● Records shown:
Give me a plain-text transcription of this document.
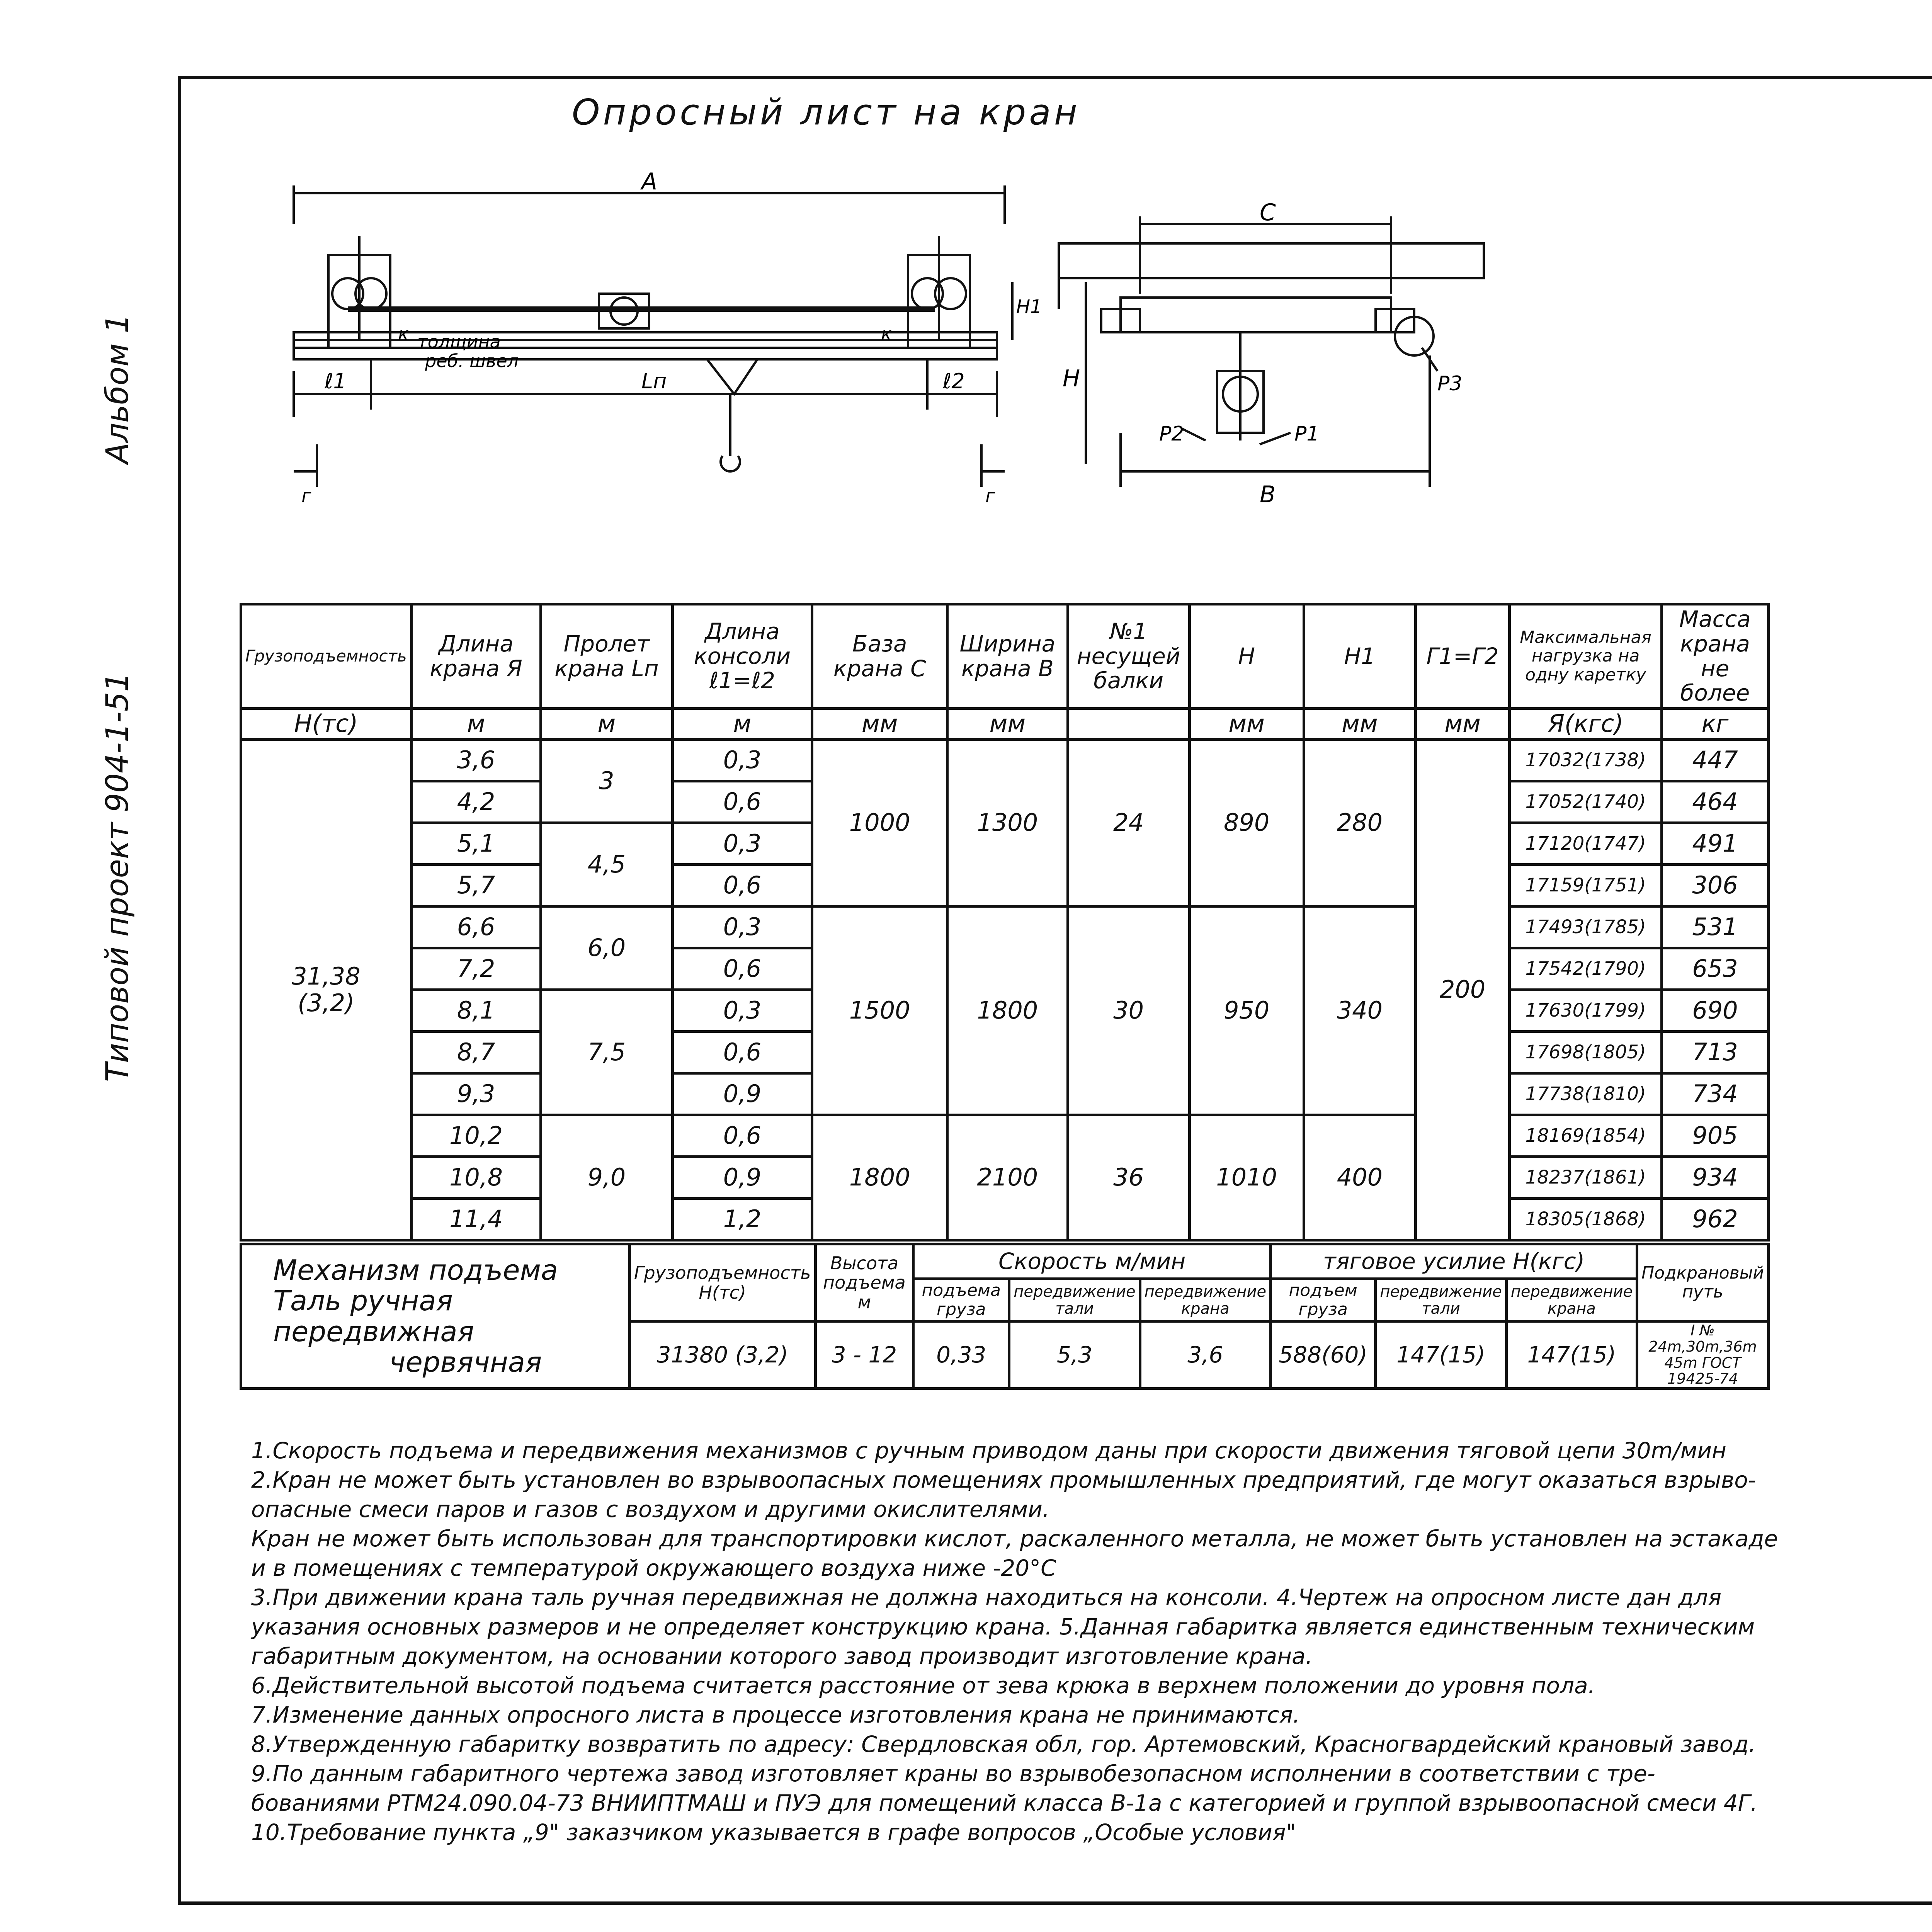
Альбом 1
Типовой проект 904-1-51
Опросный лист на кран
А
к	к
толщина
реб. швел
ℓ1	ℓ2
Lп
Н1
г	г
С
Н
В
Р1
Р2
Р3
Грузоподъемность	Длина крана Я	Пролет крана Lп	Длина консоли ℓ1=ℓ2	База крана С	Ширина крана В	№1 несущей балки	Н	Н1	Г1=Г2	Максимальная нагрузка на одну каретку	Масса крана не более
Н(тс)	м	м	м	мм	мм		мм	мм	мм	Я(кгс)	кг
31,38
(3,2)	3,6	3	0,3	1000	1300	24	890	280	200	17032(1738)	447
	4,2		0,6							17052(1740)	464
	5,1	4,5	0,3							17120(1747)	491
	5,7		0,6							17159(1751)	306
	6,6	6,0	0,3	1500	1800	30	950	340		17493(1785)	531
	7,2		0,6							17542(1790)	653
	8,1	7,5	0,3							17630(1799)	690
	8,7		0,6							17698(1805)	713
	9,3		0,9							17738(1810)	734
	10,2	9,0	0,6	1800	2100	36	1010	400		18169(1854)	905
	10,8		0,9							18237(1861)	934
	11,4		1,2							18305(1868)	962
Механизм подъема
Таль ручная передвижная
червячная	Грузоподъемность Н(тс)	Высота подъема м	Скорость м/мин			тяговое усилие Н(кгс)			Подкрановый путь
			подъема груза	передвижение тали	передвижение крана	подъем груза	передвижение тали	передвижение крана	
	31380 (3,2)	3 - 12	0,33	5,3	3,6	588(60)	147(15)	147(15)	I № 24m,30m,36m 45m ГОСТ 19425-74

1.Скорость подъема и передвижения механизмов с ручным приводом даны при скорости движения тяговой цепи 30m/мин
2.Кран не может быть установлен во взрывоопасных помещениях промышленных предприятий, где могут оказаться взрыво-
опасные смеси паров и газов с воздухом и другими окислителями.
Кран не может быть использован для транспортировки кислот, раскаленного металла, не может быть установлен на эстакаде
и в помещениях с температурой окружающего воздуха ниже -20°С
3.При движении крана таль ручная передвижная не должна находиться на консоли. 4.Чертеж на опросном листе дан для
указания основных размеров и не определяет конструкцию крана. 5.Данная габаритка является единственным техническим
габаритным документом, на основании которого завод производит изготовление крана.
6.Действительной высотой подъема считается расстояние от зева крюка в верхнем положении до уровня пола.
7.Изменение данных опросного листа в процессе изготовления крана не принимаются.
8.Утвержденную габаритку возвратить по адресу: Свердловская обл, гор. Артемовский, Красногвардейский крановый завод.
9.По данным габаритного чертежа завод изготовляет краны во взрывобезопасном исполнении в соответствии с тре-
бованиями РТМ24.090.04-73 ВНИИПТМАШ и ПУЭ для помещений класса В-1а с категорией и группой взрывоопасной смеси 4Г.
10.Требование пункта „9" заказчиком указывается в графе вопросов „Особые условия"
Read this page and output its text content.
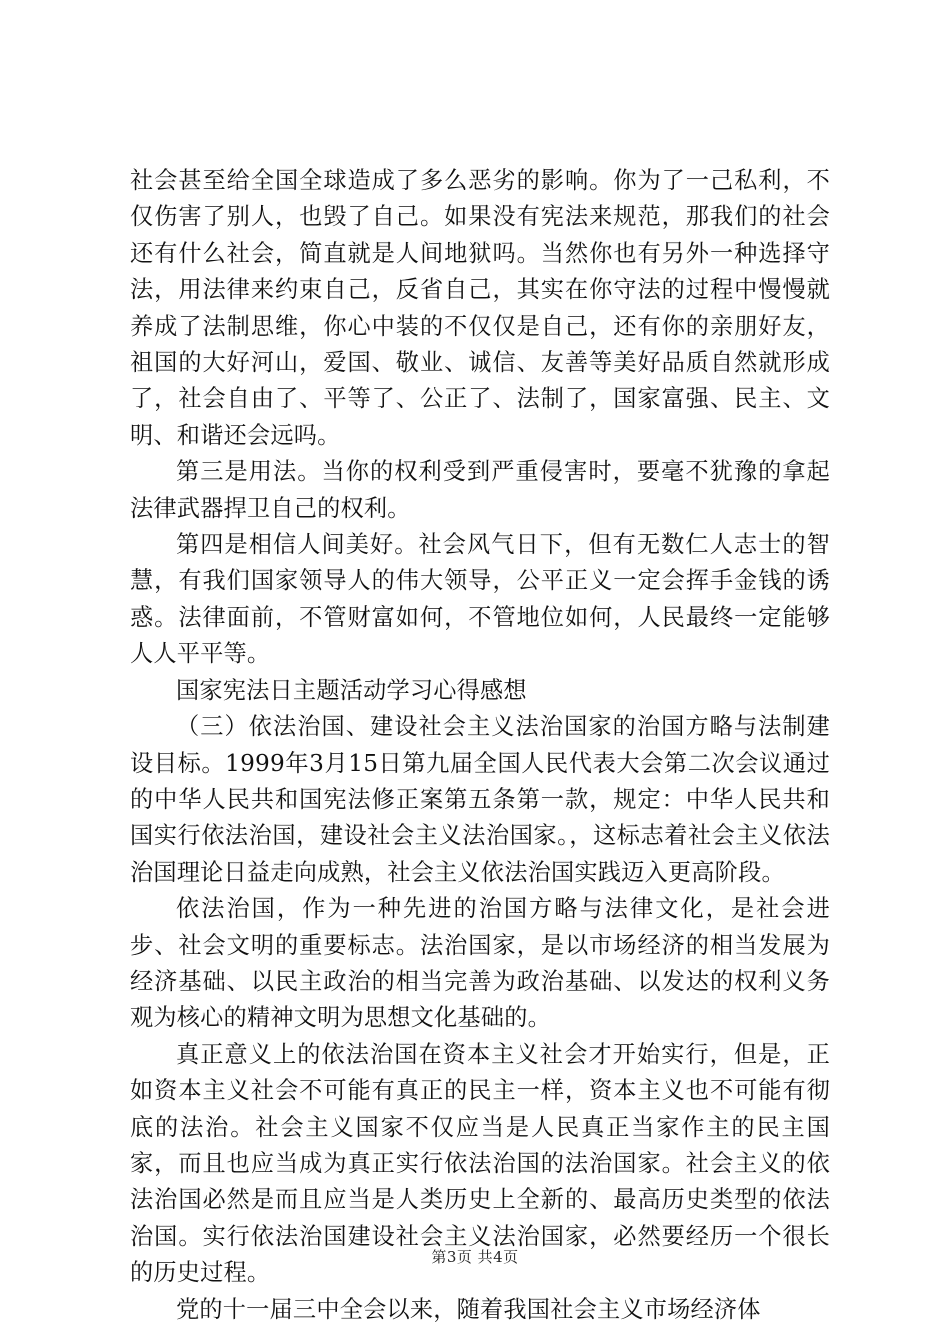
社会甚至给全国全球造成了多么恶劣的影响。你为了一己私利，不仅伤害了别人，也毁了自己。如果没有宪法来规范，那我们的社会还有什么社会，简直就是人间地狱吗。当然你也有另外一种选择守法，用法律来约束自己，反省自己，其实在你守法的过程中慢慢就养成了法制思维，你心中装的不仅仅是自己，还有你的亲朋好友，祖国的大好河山，爱国、敬业、诚信、友善等美好品质自然就形成了，社会自由了、平等了、公正了、法制了，国家富强、民主、文明、和谐还会远吗。

第三是用法。当你的权利受到严重侵害时，要毫不犹豫的拿起法律武器捍卫自己的权利。

第四是相信人间美好。社会风气日下，但有无数仁人志士的智慧，有我们国家领导人的伟大领导，公平正义一定会挥手金钱的诱惑。法律面前，不管财富如何，不管地位如何，人民最终一定能够人人平平等。

国家宪法日主题活动学习心得感想

（三）依法治国、建设社会主义法治国家的治国方略与法制建设目标。1999年3月15日第九届全国人民代表大会第二次会议通过的中华人民共和国宪法修正案第五条第一款，规定：中华人民共和国实行依法治国，建设社会主义法治国家。，这标志着社会主义依法治国理论日益走向成熟，社会主义依法治国实践迈入更高阶段。

依法治国，作为一种先进的治国方略与法律文化，是社会进步、社会文明的重要标志。法治国家，是以市场经济的相当发展为经济基础、以民主政治的相当完善为政治基础、以发达的权利义务观为核心的精神文明为思想文化基础的。

真正意义上的依法治国在资本主义社会才开始实行，但是，正如资本主义社会不可能有真正的民主一样，资本主义也不可能有彻底的法治。社会主义国家不仅应当是人民真正当家作主的民主国家，而且也应当成为真正实行依法治国的法治国家。社会主义的依法治国必然是而且应当是人类历史上全新的、最高历史类型的依法治国。实行依法治国建设社会主义法治国家，必然要经历一个很长的历史过程。

党的十一届三中全会以来，随着我国社会主义市场经济体

第3页 共4页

● Set exercise: Repeat exactly the lines from the one containing "Read this page and output its text content." through the last line of the records above, both included, and leave out the pictures.

● Exercise response:
Read this page and output its text content.
社会甚至给全国全球造成了多么恶劣的影响。你为了一己私利，不仅伤害了别人，也毁了自己。如果没有宪法来规范，那我们的社会还有什么社会，简直就是人间地狱吗。当然你也有另外一种选择守法，用法律来约束自己，反省自己，其实在你守法的过程中慢慢就养成了法制思维，你心中装的不仅仅是自己，还有你的亲朋好友，祖国的大好河山，爱国、敬业、诚信、友善等美好品质自然就形成了，社会自由了、平等了、公正了、法制了，国家富强、民主、文明、和谐还会远吗。

第三是用法。当你的权利受到严重侵害时，要毫不犹豫的拿起法律武器捍卫自己的权利。

第四是相信人间美好。社会风气日下，但有无数仁人志士的智慧，有我们国家领导人的伟大领导，公平正义一定会挥手金钱的诱惑。法律面前，不管财富如何，不管地位如何，人民最终一定能够人人平平等。

国家宪法日主题活动学习心得感想

（三）依法治国、建设社会主义法治国家的治国方略与法制建设目标。1999年3月15日第九届全国人民代表大会第二次会议通过的中华人民共和国宪法修正案第五条第一款，规定：中华人民共和国实行依法治国，建设社会主义法治国家。，这标志着社会主义依法治国理论日益走向成熟，社会主义依法治国实践迈入更高阶段。

依法治国，作为一种先进的治国方略与法律文化，是社会进步、社会文明的重要标志。法治国家，是以市场经济的相当发展为经济基础、以民主政治的相当完善为政治基础、以发达的权利义务观为核心的精神文明为思想文化基础的。

真正意义上的依法治国在资本主义社会才开始实行，但是，正如资本主义社会不可能有真正的民主一样，资本主义也不可能有彻底的法治。社会主义国家不仅应当是人民真正当家作主的民主国家，而且也应当成为真正实行依法治国的法治国家。社会主义的依法治国必然是而且应当是人类历史上全新的、最高历史类型的依法治国。实行依法治国建设社会主义法治国家，必然要经历一个很长的历史过程。

党的十一届三中全会以来，随着我国社会主义市场经济体

第3页 共4页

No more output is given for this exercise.